» Exercise instructions:
How many lines hold the string "from"? Reply with the number alone.

.....

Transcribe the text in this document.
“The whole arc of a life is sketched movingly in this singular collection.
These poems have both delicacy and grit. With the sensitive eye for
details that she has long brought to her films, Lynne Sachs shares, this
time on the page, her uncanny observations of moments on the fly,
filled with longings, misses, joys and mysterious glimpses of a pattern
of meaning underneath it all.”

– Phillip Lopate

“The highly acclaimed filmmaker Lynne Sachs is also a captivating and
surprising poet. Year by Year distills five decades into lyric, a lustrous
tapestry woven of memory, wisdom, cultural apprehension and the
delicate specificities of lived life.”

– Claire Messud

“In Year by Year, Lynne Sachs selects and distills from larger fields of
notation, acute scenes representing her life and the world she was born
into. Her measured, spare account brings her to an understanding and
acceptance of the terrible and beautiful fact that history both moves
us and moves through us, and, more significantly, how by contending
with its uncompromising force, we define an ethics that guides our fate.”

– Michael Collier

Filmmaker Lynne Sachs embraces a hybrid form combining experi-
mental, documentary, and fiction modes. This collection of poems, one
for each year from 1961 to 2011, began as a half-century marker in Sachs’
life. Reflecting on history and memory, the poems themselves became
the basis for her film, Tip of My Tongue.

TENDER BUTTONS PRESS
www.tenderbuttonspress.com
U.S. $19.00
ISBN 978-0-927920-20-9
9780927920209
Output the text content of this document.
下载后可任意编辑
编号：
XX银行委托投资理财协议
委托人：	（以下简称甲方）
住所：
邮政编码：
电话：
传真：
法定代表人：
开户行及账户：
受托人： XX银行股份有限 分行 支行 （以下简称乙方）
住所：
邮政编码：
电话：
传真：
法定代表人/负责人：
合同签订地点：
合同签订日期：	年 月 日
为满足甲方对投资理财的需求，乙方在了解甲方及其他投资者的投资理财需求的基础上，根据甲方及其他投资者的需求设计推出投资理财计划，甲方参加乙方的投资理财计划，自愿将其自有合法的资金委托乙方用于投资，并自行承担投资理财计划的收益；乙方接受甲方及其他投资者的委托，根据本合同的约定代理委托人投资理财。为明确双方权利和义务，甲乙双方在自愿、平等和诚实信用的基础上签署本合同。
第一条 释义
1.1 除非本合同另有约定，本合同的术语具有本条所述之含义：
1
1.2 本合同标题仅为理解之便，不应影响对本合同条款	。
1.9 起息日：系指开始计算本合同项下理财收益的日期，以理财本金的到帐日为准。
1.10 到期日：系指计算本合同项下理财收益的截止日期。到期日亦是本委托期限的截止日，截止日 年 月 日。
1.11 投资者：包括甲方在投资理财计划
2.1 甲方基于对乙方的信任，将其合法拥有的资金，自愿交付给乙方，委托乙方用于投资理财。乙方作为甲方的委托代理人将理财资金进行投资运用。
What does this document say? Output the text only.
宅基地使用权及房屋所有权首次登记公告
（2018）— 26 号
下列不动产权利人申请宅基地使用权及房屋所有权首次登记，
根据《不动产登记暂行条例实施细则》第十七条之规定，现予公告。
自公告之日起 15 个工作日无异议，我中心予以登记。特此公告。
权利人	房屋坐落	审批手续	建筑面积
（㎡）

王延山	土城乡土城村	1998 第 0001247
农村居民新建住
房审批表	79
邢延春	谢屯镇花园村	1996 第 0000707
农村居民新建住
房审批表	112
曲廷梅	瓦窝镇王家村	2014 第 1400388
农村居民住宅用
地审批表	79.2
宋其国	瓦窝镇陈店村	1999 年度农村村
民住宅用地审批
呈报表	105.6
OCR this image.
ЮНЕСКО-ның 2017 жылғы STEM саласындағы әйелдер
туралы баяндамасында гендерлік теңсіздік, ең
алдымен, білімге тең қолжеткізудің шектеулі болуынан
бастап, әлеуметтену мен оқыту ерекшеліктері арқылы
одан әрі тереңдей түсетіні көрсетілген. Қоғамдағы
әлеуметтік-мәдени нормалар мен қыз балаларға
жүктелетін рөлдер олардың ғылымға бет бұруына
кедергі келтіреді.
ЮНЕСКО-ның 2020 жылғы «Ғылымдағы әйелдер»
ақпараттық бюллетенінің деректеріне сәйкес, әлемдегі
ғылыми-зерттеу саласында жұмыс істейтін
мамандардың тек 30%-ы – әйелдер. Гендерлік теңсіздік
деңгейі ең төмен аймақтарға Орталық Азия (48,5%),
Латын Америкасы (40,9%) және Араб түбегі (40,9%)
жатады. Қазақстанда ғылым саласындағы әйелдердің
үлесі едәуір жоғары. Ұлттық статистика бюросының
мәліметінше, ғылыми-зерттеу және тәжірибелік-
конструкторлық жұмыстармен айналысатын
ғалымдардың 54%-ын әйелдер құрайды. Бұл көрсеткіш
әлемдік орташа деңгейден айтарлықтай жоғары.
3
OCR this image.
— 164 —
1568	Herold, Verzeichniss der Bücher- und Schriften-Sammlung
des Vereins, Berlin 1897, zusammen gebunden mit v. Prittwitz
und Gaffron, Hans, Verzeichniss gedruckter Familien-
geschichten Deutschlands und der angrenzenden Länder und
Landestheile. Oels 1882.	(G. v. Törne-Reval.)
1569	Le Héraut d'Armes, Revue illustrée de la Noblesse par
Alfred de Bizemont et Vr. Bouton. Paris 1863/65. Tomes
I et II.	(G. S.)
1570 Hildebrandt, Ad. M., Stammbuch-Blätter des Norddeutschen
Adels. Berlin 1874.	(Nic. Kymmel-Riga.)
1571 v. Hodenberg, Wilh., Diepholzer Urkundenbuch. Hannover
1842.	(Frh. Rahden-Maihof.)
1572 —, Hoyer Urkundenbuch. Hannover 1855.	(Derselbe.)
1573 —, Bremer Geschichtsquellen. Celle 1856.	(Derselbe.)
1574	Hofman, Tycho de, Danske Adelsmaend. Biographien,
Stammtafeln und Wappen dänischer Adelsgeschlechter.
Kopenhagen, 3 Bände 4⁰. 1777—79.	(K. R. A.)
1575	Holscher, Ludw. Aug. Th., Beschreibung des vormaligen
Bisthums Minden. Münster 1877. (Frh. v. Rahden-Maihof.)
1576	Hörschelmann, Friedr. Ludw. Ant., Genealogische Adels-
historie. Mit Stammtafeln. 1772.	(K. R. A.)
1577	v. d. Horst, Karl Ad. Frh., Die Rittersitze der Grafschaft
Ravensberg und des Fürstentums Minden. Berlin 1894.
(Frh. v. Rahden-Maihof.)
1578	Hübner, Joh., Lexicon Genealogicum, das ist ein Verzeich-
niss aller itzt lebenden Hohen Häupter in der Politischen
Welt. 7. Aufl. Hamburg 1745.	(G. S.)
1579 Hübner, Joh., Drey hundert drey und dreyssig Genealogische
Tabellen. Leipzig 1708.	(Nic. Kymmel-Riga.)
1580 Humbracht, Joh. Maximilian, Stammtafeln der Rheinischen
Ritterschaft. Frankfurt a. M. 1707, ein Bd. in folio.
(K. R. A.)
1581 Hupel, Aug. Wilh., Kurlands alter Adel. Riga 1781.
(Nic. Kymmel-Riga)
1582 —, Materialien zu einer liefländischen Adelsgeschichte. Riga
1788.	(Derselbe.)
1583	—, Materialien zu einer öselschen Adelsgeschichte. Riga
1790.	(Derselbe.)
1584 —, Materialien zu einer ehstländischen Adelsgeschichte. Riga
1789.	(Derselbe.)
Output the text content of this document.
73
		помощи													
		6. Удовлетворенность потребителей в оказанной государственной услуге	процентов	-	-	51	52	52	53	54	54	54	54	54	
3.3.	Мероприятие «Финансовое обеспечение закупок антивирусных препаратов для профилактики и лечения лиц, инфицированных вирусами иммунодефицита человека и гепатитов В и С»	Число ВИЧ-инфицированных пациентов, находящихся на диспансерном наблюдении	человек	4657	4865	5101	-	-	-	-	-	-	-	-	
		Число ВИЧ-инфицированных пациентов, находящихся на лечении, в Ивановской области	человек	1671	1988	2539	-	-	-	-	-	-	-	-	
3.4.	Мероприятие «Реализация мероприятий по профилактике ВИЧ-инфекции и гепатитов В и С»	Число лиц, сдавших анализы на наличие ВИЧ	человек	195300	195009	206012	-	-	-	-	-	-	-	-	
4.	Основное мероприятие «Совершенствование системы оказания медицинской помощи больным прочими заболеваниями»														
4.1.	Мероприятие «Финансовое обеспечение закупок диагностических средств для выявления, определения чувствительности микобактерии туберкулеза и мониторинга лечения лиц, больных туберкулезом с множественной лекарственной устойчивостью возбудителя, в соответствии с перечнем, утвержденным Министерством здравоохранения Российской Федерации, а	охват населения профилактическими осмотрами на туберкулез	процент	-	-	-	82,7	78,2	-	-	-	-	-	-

.....

» Correct output:
2